## Begin PROVIDED RECORDS
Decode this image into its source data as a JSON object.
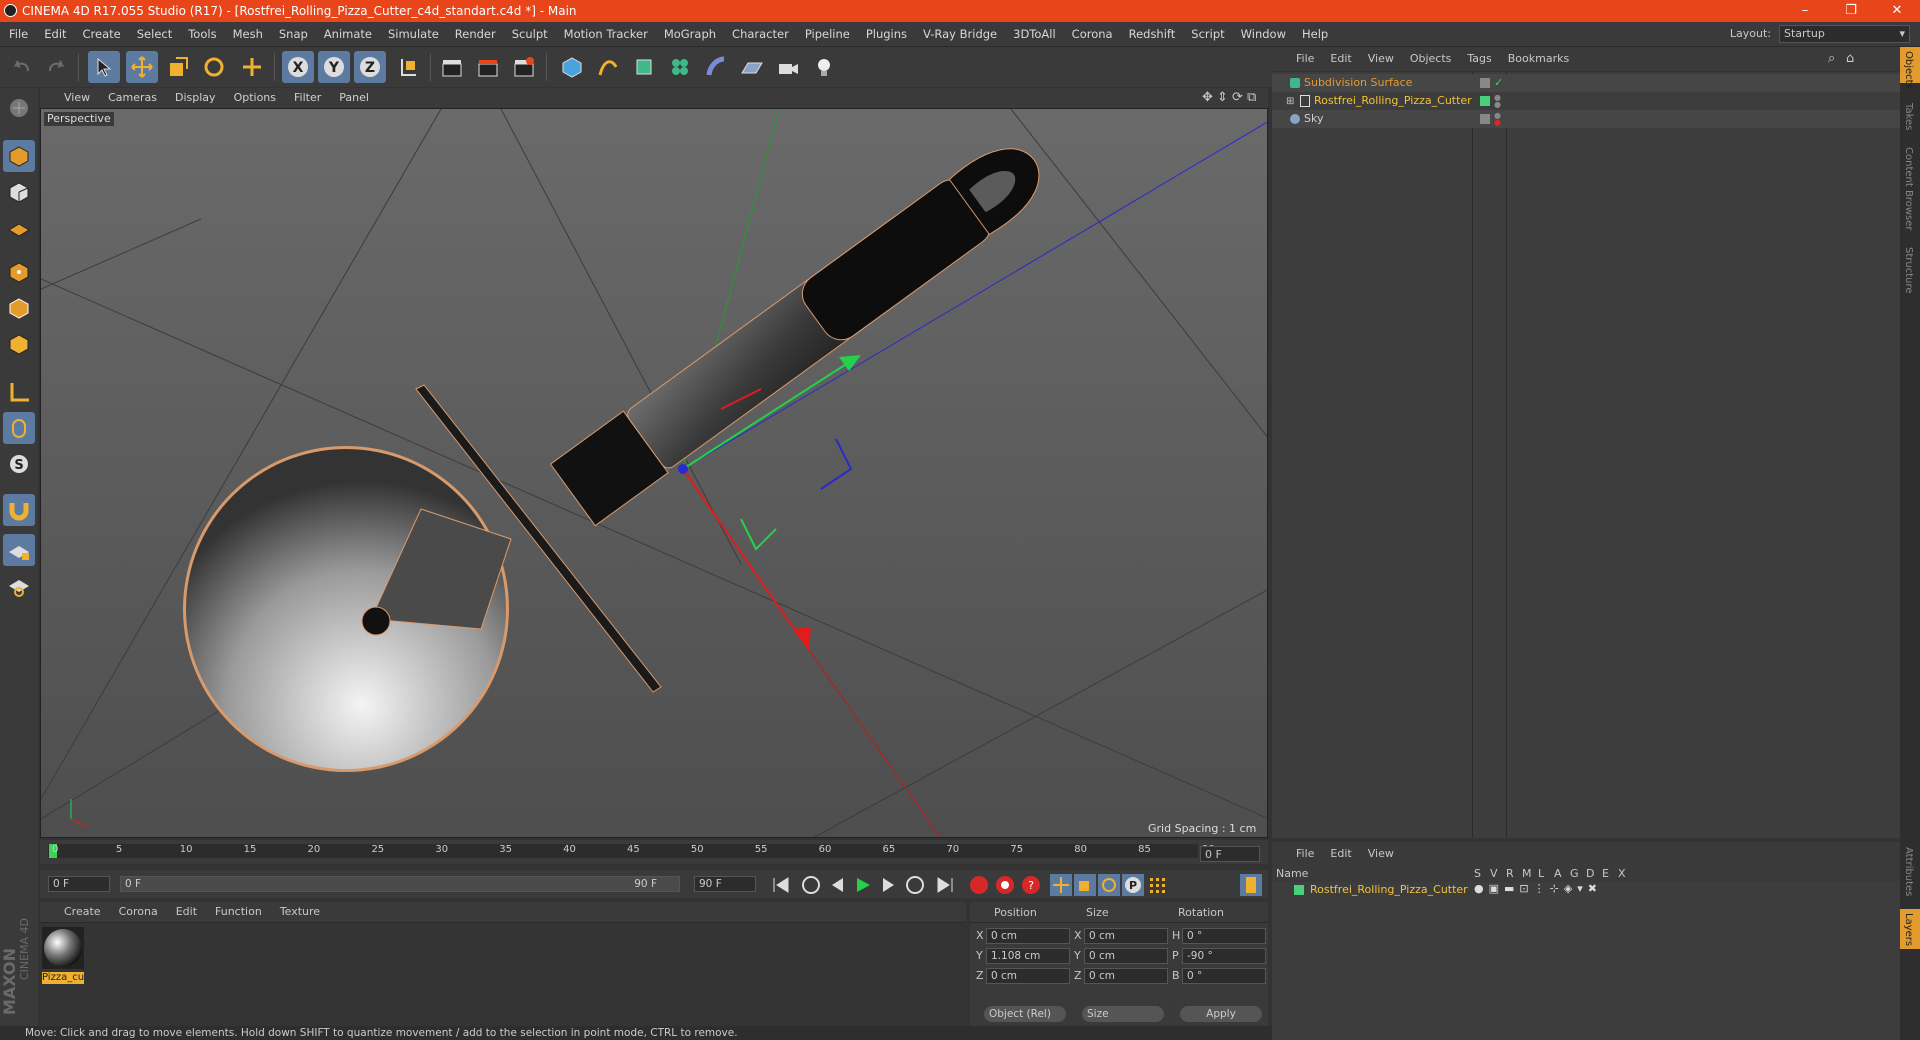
{
  "window": {
    "title": "CINEMA 4D R17.055 Studio (R17) - [Rostfrei_Rolling_Pizza_Cutter_c4d_standart.c4d *] - Main",
    "minimize": "–",
    "restore": "❐",
    "close": "✕"
  },
  "menu": [
    "File",
    "Edit",
    "Create",
    "Select",
    "Tools",
    "Mesh",
    "Snap",
    "Animate",
    "Simulate",
    "Render",
    "Sculpt",
    "Motion Tracker",
    "MoGraph",
    "Character",
    "Pipeline",
    "Plugins",
    "V-Ray Bridge",
    "3DToAll",
    "Corona",
    "Redshift",
    "Script",
    "Window",
    "Help"
  ],
  "layout": {
    "label": "Layout:",
    "value": "Startup"
  },
  "viewport": {
    "menu": [
      "View",
      "Cameras",
      "Display",
      "Options",
      "Filter",
      "Panel"
    ],
    "label": "Perspective",
    "grid_spacing": "Grid Spacing : 1 cm"
  },
  "timeline": {
    "ticks": [
      "0",
      "5",
      "10",
      "15",
      "20",
      "25",
      "30",
      "35",
      "40",
      "45",
      "50",
      "55",
      "60",
      "65",
      "70",
      "75",
      "80",
      "85",
      "90"
    ],
    "current_frame": "0 F",
    "start_field": "0 F",
    "range_start": "0 F",
    "range_end": "90 F",
    "end_field": "90 F"
  },
  "materials": {
    "menu": [
      "Create",
      "Corona",
      "Edit",
      "Function",
      "Texture"
    ],
    "items": [
      {
        "label": "Pizza_cu"
      }
    ]
  },
  "coords": {
    "headers": [
      "Position",
      "Size",
      "Rotation"
    ],
    "rows": [
      {
        "axis": "X",
        "pos": "0 cm",
        "saxis": "X",
        "size": "0 cm",
        "raxis": "H",
        "rot": "0 °"
      },
      {
        "axis": "Y",
        "pos": "1.108 cm",
        "saxis": "Y",
        "size": "0 cm",
        "raxis": "P",
        "rot": "-90 °"
      },
      {
        "axis": "Z",
        "pos": "0 cm",
        "saxis": "Z",
        "size": "0 cm",
        "raxis": "B",
        "rot": "0 °"
      }
    ],
    "mode": "Object (Rel)",
    "size_mode": "Size",
    "apply": "Apply"
  },
  "status": "Move: Click and drag to move elements. Hold down SHIFT to quantize movement / add to the selection in point mode, CTRL to remove.",
  "objects": {
    "menu": [
      "File",
      "Edit",
      "View",
      "Objects",
      "Tags",
      "Bookmarks"
    ],
    "tree": [
      {
        "name": "Subdivision Surface"
      },
      {
        "name": "Rostfrei_Rolling_Pizza_Cutter"
      },
      {
        "name": "Sky"
      }
    ]
  },
  "layers": {
    "menu": [
      "File",
      "Edit",
      "View"
    ],
    "headers": [
      "Name",
      "S",
      "V",
      "R",
      "M",
      "L",
      "A",
      "G",
      "D",
      "E",
      "X"
    ],
    "rows": [
      {
        "name": "Rostfrei_Rolling_Pizza_Cutter"
      }
    ]
  },
  "right_tabs": [
    "Objects",
    "Takes",
    "Content Browser",
    "Structure",
    "Attributes",
    "Layers"
  ],
  "brand": {
    "line1": "MAXON",
    "line2": "CINEMA 4D"
  },
  "colors": {
    "accent": "#e8461a",
    "selected": "#5d7aa0",
    "object_name": "#f3c238"
  }
}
## End PROVIDED RECORDS
INSTRUCTIONS FOR THE TASK
Write out all the entries again, word for word, and print no images.

ANSWER TO THE PROBLEM
Decode this image into its source data as a JSON object.
{
  "window": {
    "title": "CINEMA 4D R17.055 Studio (R17) - [Rostfrei_Rolling_Pizza_Cutter_c4d_standart.c4d *] - Main",
    "minimize": "–",
    "restore": "❐",
    "close": "✕"
  },
  "menu": [
    "File",
    "Edit",
    "Create",
    "Select",
    "Tools",
    "Mesh",
    "Snap",
    "Animate",
    "Simulate",
    "Render",
    "Sculpt",
    "Motion Tracker",
    "MoGraph",
    "Character",
    "Pipeline",
    "Plugins",
    "V-Ray Bridge",
    "3DToAll",
    "Corona",
    "Redshift",
    "Script",
    "Window",
    "Help"
  ],
  "layout": {
    "label": "Layout:",
    "value": "Startup"
  },
  "viewport": {
    "menu": [
      "View",
      "Cameras",
      "Display",
      "Options",
      "Filter",
      "Panel"
    ],
    "label": "Perspective",
    "grid_spacing": "Grid Spacing : 1 cm"
  },
  "timeline": {
    "ticks": [
      "0",
      "5",
      "10",
      "15",
      "20",
      "25",
      "30",
      "35",
      "40",
      "45",
      "50",
      "55",
      "60",
      "65",
      "70",
      "75",
      "80",
      "85",
      "90"
    ],
    "current_frame": "0 F",
    "start_field": "0 F",
    "range_start": "0 F",
    "range_end": "90 F",
    "end_field": "90 F"
  },
  "materials": {
    "menu": [
      "Create",
      "Corona",
      "Edit",
      "Function",
      "Texture"
    ],
    "items": [
      {
        "label": "Pizza_cu"
      }
    ]
  },
  "coords": {
    "headers": [
      "Position",
      "Size",
      "Rotation"
    ],
    "rows": [
      {
        "axis": "X",
        "pos": "0 cm",
        "saxis": "X",
        "size": "0 cm",
        "raxis": "H",
        "rot": "0 °"
      },
      {
        "axis": "Y",
        "pos": "1.108 cm",
        "saxis": "Y",
        "size": "0 cm",
        "raxis": "P",
        "rot": "-90 °"
      },
      {
        "axis": "Z",
        "pos": "0 cm",
        "saxis": "Z",
        "size": "0 cm",
        "raxis": "B",
        "rot": "0 °"
      }
    ],
    "mode": "Object (Rel)",
    "size_mode": "Size",
    "apply": "Apply"
  },
  "status": "Move: Click and drag to move elements. Hold down SHIFT to quantize movement / add to the selection in point mode, CTRL to remove.",
  "objects": {
    "menu": [
      "File",
      "Edit",
      "View",
      "Objects",
      "Tags",
      "Bookmarks"
    ],
    "tree": [
      {
        "name": "Subdivision Surface"
      },
      {
        "name": "Rostfrei_Rolling_Pizza_Cutter"
      },
      {
        "name": "Sky"
      }
    ]
  },
  "layers": {
    "menu": [
      "File",
      "Edit",
      "View"
    ],
    "headers": [
      "Name",
      "S",
      "V",
      "R",
      "M",
      "L",
      "A",
      "G",
      "D",
      "E",
      "X"
    ],
    "rows": [
      {
        "name": "Rostfrei_Rolling_Pizza_Cutter"
      }
    ]
  },
  "right_tabs": [
    "Objects",
    "Takes",
    "Content Browser",
    "Structure",
    "Attributes",
    "Layers"
  ],
  "brand": {
    "line1": "MAXON",
    "line2": "CINEMA 4D"
  },
  "colors": {
    "accent": "#e8461a",
    "selected": "#5d7aa0",
    "object_name": "#f3c238"
  }
}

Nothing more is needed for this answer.